Part of a data file:
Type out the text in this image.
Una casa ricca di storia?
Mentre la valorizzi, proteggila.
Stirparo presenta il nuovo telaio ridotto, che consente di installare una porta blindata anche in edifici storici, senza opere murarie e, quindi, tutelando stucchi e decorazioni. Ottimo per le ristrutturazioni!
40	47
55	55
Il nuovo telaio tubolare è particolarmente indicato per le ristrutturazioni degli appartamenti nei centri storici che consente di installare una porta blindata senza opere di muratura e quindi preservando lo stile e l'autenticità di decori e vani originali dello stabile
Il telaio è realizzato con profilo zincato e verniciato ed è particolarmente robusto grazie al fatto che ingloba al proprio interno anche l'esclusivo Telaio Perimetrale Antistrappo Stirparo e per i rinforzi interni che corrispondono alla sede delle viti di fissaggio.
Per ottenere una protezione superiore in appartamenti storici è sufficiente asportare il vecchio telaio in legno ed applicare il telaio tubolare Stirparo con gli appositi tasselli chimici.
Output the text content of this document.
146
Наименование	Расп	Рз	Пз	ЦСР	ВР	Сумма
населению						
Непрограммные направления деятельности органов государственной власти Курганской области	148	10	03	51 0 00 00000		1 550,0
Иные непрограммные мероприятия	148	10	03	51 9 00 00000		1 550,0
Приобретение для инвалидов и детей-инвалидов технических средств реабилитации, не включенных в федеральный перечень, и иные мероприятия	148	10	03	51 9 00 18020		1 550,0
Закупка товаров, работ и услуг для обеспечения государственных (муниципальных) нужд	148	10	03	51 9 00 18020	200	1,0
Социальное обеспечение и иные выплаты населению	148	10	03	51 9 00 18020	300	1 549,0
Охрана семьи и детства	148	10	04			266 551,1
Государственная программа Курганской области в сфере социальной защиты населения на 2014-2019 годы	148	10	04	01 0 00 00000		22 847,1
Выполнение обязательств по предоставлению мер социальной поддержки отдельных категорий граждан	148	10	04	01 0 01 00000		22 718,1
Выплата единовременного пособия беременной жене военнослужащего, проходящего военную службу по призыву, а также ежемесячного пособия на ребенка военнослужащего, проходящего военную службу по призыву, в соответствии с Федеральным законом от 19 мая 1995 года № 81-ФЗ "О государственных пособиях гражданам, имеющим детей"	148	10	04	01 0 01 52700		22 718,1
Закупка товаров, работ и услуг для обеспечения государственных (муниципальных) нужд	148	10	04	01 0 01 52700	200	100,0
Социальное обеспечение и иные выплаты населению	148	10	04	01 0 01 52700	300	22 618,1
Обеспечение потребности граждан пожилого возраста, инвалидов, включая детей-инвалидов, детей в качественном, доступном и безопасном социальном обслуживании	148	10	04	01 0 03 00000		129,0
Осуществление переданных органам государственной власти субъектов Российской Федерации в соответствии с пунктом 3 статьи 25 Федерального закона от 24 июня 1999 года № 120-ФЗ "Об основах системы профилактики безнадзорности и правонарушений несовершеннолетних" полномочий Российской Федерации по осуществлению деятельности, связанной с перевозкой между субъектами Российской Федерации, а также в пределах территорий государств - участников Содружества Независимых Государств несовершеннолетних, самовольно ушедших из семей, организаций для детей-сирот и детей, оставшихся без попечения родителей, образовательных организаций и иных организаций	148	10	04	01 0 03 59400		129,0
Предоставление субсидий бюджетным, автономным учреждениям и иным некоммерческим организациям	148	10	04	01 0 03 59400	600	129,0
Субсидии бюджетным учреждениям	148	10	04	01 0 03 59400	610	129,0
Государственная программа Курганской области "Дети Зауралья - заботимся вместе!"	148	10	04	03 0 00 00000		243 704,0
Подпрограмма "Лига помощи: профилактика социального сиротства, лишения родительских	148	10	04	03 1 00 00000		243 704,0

» Request
Where a line contains "Социальное", copy that line.

» Result for this exercise
Социальное обеспечение и иные выплаты населению	148	10	03	51 9 00 18020	300	1 549,0
Социальное обеспечение и иные выплаты населению	148	10	04	01 0 01 52700	300	22 618,1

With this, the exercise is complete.